### [Stated problem]
Print the complete set of entries exactly.

Dataset records:
# # # # # # #
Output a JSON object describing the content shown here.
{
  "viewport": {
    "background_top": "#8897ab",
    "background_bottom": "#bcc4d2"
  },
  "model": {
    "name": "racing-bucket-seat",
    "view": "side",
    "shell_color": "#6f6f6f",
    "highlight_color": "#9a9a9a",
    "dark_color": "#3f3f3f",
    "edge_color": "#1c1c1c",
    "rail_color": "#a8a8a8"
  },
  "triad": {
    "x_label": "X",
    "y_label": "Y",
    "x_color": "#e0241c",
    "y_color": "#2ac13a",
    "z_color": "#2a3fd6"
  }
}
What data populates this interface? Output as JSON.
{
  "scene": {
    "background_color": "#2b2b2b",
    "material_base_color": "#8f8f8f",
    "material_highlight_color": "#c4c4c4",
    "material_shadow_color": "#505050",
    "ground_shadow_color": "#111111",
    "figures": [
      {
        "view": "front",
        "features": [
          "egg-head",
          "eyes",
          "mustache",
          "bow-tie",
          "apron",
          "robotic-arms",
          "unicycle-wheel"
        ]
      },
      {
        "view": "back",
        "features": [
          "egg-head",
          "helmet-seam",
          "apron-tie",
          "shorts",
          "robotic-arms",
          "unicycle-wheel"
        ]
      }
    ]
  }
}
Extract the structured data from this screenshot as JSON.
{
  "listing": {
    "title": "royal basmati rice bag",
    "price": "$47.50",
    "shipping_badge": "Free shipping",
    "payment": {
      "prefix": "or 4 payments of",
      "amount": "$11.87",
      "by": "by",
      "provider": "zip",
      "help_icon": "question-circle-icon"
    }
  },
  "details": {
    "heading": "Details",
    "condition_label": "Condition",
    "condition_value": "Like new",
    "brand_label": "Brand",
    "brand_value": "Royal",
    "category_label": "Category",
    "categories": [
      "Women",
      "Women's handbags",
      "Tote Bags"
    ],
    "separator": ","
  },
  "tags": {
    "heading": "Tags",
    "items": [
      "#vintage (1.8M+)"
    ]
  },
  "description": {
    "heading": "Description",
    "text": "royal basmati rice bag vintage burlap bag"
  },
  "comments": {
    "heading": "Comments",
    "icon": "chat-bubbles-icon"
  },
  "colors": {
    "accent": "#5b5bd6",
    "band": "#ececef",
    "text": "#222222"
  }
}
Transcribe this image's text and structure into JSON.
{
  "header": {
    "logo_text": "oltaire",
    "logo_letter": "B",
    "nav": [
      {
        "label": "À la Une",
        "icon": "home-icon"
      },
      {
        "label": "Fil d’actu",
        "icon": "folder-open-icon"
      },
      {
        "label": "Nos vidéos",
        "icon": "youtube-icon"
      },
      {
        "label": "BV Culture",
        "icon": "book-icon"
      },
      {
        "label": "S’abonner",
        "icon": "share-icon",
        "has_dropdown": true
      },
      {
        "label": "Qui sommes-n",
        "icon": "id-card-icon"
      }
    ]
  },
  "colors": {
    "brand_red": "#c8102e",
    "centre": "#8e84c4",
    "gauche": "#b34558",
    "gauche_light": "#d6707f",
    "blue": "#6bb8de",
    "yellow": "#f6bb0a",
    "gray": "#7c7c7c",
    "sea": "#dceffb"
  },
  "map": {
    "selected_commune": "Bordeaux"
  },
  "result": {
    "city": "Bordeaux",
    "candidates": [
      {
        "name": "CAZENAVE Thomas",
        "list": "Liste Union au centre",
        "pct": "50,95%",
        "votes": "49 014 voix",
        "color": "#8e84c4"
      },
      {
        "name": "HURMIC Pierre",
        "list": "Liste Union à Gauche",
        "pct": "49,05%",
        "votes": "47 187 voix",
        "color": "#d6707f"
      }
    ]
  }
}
# # # # # # #
### [Written response]
Output a JSON object describing the content shown here.
{
  "viewport": {
    "background_top": "#8897ab",
    "background_bottom": "#bcc4d2"
  },
  "model": {
    "name": "racing-bucket-seat",
    "view": "side",
    "shell_color": "#6f6f6f",
    "highlight_color": "#9a9a9a",
    "dark_color": "#3f3f3f",
    "edge_color": "#1c1c1c",
    "rail_color": "#a8a8a8"
  },
  "triad": {
    "x_label": "X",
    "y_label": "Y",
    "x_color": "#e0241c",
    "y_color": "#2ac13a",
    "z_color": "#2a3fd6"
  }
}
What data populates this interface? Output as JSON.
{
  "scene": {
    "background_color": "#2b2b2b",
    "material_base_color": "#8f8f8f",
    "material_highlight_color": "#c4c4c4",
    "material_shadow_color": "#505050",
    "ground_shadow_color": "#111111",
    "figures": [
      {
        "view": "front",
        "features": [
          "egg-head",
          "eyes",
          "mustache",
          "bow-tie",
          "apron",
          "robotic-arms",
          "unicycle-wheel"
        ]
      },
      {
        "view": "back",
        "features": [
          "egg-head",
          "helmet-seam",
          "apron-tie",
          "shorts",
          "robotic-arms",
          "unicycle-wheel"
        ]
      }
    ]
  }
}
Extract the structured data from this screenshot as JSON.
{
  "listing": {
    "title": "royal basmati rice bag",
    "price": "$47.50",
    "shipping_badge": "Free shipping",
    "payment": {
      "prefix": "or 4 payments of",
      "amount": "$11.87",
      "by": "by",
      "provider": "zip",
      "help_icon": "question-circle-icon"
    }
  },
  "details": {
    "heading": "Details",
    "condition_label": "Condition",
    "condition_value": "Like new",
    "brand_label": "Brand",
    "brand_value": "Royal",
    "category_label": "Category",
    "categories": [
      "Women",
      "Women's handbags",
      "Tote Bags"
    ],
    "separator": ","
  },
  "tags": {
    "heading": "Tags",
    "items": [
      "#vintage (1.8M+)"
    ]
  },
  "description": {
    "heading": "Description",
    "text": "royal basmati rice bag vintage burlap bag"
  },
  "comments": {
    "heading": "Comments",
    "icon": "chat-bubbles-icon"
  },
  "colors": {
    "accent": "#5b5bd6",
    "band": "#ececef",
    "text": "#222222"
  }
}
Transcribe this image's text and structure into JSON.
{
  "header": {
    "logo_text": "oltaire",
    "logo_letter": "B",
    "nav": [
      {
        "label": "À la Une",
        "icon": "home-icon"
      },
      {
        "label": "Fil d’actu",
        "icon": "folder-open-icon"
      },
      {
        "label": "Nos vidéos",
        "icon": "youtube-icon"
      },
      {
        "label": "BV Culture",
        "icon": "book-icon"
      },
      {
        "label": "S’abonner",
        "icon": "share-icon",
        "has_dropdown": true
      },
      {
        "label": "Qui sommes-n",
        "icon": "id-card-icon"
      }
    ]
  },
  "colors": {
    "brand_red": "#c8102e",
    "centre": "#8e84c4",
    "gauche": "#b34558",
    "gauche_light": "#d6707f",
    "blue": "#6bb8de",
    "yellow": "#f6bb0a",
    "gray": "#7c7c7c",
    "sea": "#dceffb"
  },
  "map": {
    "selected_commune": "Bordeaux"
  },
  "result": {
    "city": "Bordeaux",
    "candidates": [
      {
        "name": "CAZENAVE Thomas",
        "list": "Liste Union au centre",
        "pct": "50,95%",
        "votes": "49 014 voix",
        "color": "#8e84c4"
      },
      {
        "name": "HURMIC Pierre",
        "list": "Liste Union à Gauche",
        "pct": "49,05%",
        "votes": "47 187 voix",
        "color": "#d6707f"
      }
    ]
  }
}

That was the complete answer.